=== Dataset excerpts ===
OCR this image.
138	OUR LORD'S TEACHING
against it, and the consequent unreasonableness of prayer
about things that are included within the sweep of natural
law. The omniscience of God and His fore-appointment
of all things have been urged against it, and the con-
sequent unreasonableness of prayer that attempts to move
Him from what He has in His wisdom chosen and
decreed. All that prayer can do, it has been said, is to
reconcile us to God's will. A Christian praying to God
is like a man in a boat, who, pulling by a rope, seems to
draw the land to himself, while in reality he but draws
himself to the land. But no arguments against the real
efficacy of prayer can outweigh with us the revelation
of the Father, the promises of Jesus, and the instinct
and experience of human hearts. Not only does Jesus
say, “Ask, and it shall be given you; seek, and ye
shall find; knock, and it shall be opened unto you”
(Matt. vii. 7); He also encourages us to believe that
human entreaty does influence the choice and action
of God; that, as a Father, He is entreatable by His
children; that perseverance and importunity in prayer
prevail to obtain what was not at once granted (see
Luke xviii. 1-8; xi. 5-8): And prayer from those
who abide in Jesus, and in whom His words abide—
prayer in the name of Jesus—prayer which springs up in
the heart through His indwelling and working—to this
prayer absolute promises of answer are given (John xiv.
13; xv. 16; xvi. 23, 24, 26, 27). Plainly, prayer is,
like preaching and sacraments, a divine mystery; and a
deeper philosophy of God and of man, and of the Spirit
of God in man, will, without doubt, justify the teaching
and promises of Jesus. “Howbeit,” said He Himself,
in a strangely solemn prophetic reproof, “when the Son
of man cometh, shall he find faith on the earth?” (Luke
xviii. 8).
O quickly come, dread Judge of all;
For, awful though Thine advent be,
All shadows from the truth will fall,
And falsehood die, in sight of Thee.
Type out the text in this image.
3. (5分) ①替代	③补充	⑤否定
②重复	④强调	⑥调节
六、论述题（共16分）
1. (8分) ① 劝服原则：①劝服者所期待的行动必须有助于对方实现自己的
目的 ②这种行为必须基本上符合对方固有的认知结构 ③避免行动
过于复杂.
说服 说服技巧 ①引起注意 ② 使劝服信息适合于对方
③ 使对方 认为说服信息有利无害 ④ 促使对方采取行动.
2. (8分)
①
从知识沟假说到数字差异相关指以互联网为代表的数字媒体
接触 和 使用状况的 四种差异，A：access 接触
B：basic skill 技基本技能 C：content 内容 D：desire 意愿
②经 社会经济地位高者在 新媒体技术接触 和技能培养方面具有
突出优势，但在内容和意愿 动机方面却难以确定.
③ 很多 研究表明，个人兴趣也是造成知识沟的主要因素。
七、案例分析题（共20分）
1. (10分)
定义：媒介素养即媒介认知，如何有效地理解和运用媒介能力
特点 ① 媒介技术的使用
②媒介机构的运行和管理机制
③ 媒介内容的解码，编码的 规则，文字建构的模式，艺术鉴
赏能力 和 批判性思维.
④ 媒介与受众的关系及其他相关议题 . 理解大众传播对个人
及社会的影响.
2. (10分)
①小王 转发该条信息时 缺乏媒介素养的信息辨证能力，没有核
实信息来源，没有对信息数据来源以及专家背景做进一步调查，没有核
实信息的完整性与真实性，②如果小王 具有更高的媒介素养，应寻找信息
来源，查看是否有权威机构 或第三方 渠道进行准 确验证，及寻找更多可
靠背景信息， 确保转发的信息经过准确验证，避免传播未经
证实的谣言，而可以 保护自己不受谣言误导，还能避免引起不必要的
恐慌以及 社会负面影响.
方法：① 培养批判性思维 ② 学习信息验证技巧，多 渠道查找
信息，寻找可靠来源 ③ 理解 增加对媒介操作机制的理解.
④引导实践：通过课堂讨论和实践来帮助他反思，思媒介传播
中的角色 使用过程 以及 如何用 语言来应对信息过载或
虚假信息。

=== What you will do ===
Where a line holds "promises", copy it out.

=== Finished exercise ===
of the Father, the promises of Jesus, and the instinct
prayer absolute promises of answer are given (John xiv.
and promises of Jesus. “Howbeit,” said He Himself,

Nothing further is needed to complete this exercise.